■ What you will do:
The listing below should be printed exactly, every line of it. Skip the pictures.

╔══

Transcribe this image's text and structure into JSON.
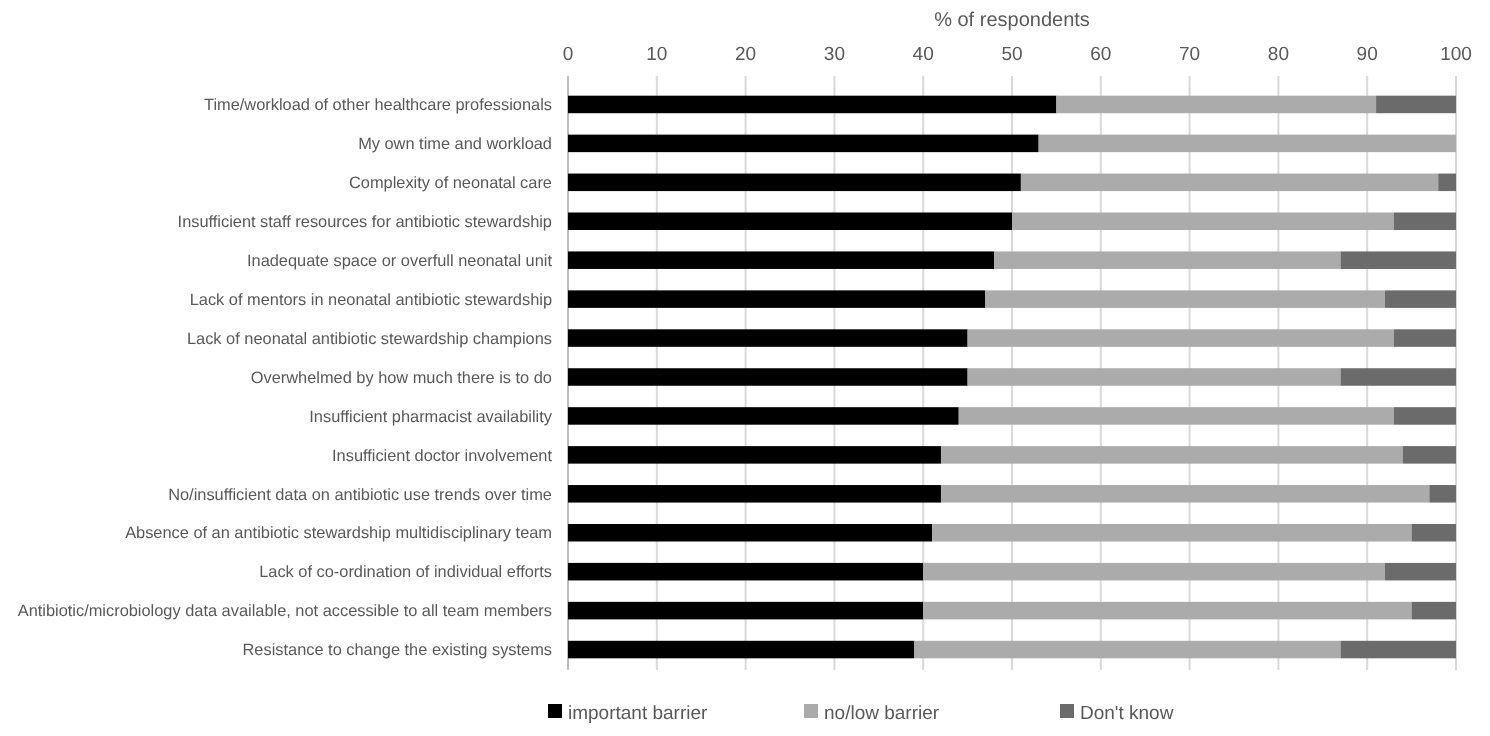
{
  "chart_data": {
    "type": "bar",
    "orientation": "horizontal",
    "stacked": true,
    "xlabel": "% of respondents",
    "categories": [
      "Time/workload of other healthcare professionals",
      "My own time and workload",
      "Complexity of neonatal care",
      "Insufficient staff resources for antibiotic stewardship",
      "Inadequate space or overfull neonatal unit",
      "Lack of mentors in neonatal antibiotic stewardship",
      "Lack of neonatal antibiotic stewardship champions",
      "Overwhelmed by how much there is to do",
      "Insufficient pharmacist availability",
      "Insufficient doctor involvement",
      "No/insufficient data on antibiotic use trends over time",
      "Absence of an antibiotic stewardship multidisciplinary team",
      "Lack of co-ordination of individual efforts",
      "Antibiotic/microbiology data available, not accessible to all team members",
      "Resistance to change the existing systems"
    ],
    "series": [
      {
        "name": "important barrier",
        "color": "#000000",
        "values": [
          55,
          53,
          51,
          50,
          48,
          47,
          45,
          45,
          44,
          42,
          42,
          41,
          40,
          40,
          39
        ]
      },
      {
        "name": "no/low barrier",
        "color": "#ababab",
        "values": [
          36,
          47,
          47,
          43,
          39,
          45,
          48,
          42,
          49,
          52,
          55,
          54,
          52,
          55,
          48
        ]
      },
      {
        "name": "Don't know",
        "color": "#6b6b6b",
        "values": [
          9,
          0,
          2,
          7,
          13,
          8,
          7,
          13,
          7,
          6,
          3,
          5,
          8,
          5,
          13
        ]
      }
    ],
    "xlim": [
      0,
      100
    ],
    "xticks": [
      0,
      10,
      20,
      30,
      40,
      50,
      60,
      70,
      80,
      90,
      100
    ],
    "grid": "x",
    "legend": "bottom"
  }
}
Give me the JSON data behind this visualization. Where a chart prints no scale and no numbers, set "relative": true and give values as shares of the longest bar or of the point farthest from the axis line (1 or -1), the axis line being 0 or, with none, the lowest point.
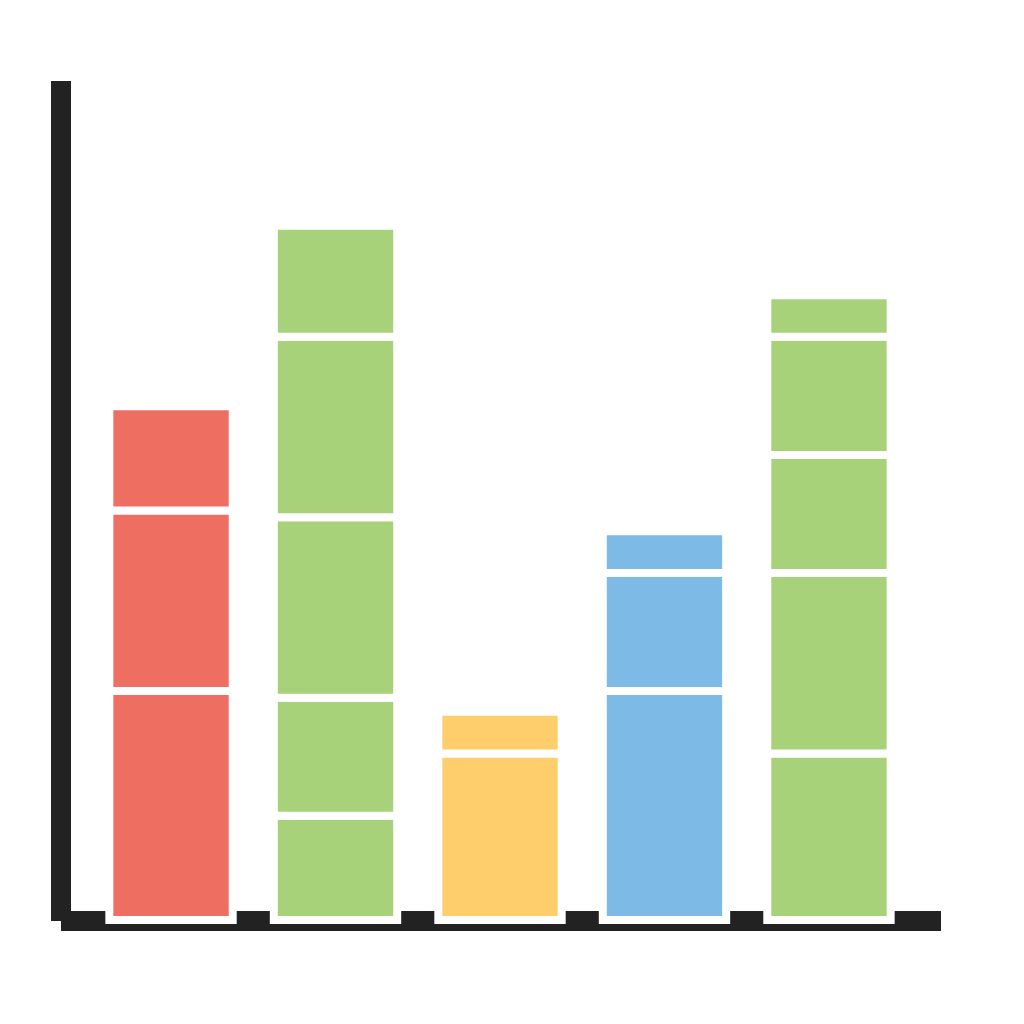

╚══

■ Response below:
Transcribe this image's text and structure into JSON.
{
  "chart_data": {
    "type": "bar",
    "orientation": "horizontal",
    "stacked": true,
    "xlabel": "% of respondents",
    "categories": [
      "Time/workload of other healthcare professionals",
      "My own time and workload",
      "Complexity of neonatal care",
      "Insufficient staff resources for antibiotic stewardship",
      "Inadequate space or overfull neonatal unit",
      "Lack of mentors in neonatal antibiotic stewardship",
      "Lack of neonatal antibiotic stewardship champions",
      "Overwhelmed by how much there is to do",
      "Insufficient pharmacist availability",
      "Insufficient doctor involvement",
      "No/insufficient data on antibiotic use trends over time",
      "Absence of an antibiotic stewardship multidisciplinary team",
      "Lack of co-ordination of individual efforts",
      "Antibiotic/microbiology data available, not accessible to all team members",
      "Resistance to change the existing systems"
    ],
    "series": [
      {
        "name": "important barrier",
        "color": "#000000",
        "values": [
          55,
          53,
          51,
          50,
          48,
          47,
          45,
          45,
          44,
          42,
          42,
          41,
          40,
          40,
          39
        ]
      },
      {
        "name": "no/low barrier",
        "color": "#ababab",
        "values": [
          36,
          47,
          47,
          43,
          39,
          45,
          48,
          42,
          49,
          52,
          55,
          54,
          52,
          55,
          48
        ]
      },
      {
        "name": "Don't know",
        "color": "#6b6b6b",
        "values": [
          9,
          0,
          2,
          7,
          13,
          8,
          7,
          13,
          7,
          6,
          3,
          5,
          8,
          5,
          13
        ]
      }
    ],
    "xlim": [
      0,
      100
    ],
    "xticks": [
      0,
      10,
      20,
      30,
      40,
      50,
      60,
      70,
      80,
      90,
      100
    ],
    "grid": "x",
    "legend": "bottom"
  }
}
Give me the JSON data behind this visualization. Where a chart prints no scale and no numbers, set "relative": true and give values as shares of the longest bar or of the point farthest from the axis line (1 or -1), the axis line being 0 or, with none, the lowest point.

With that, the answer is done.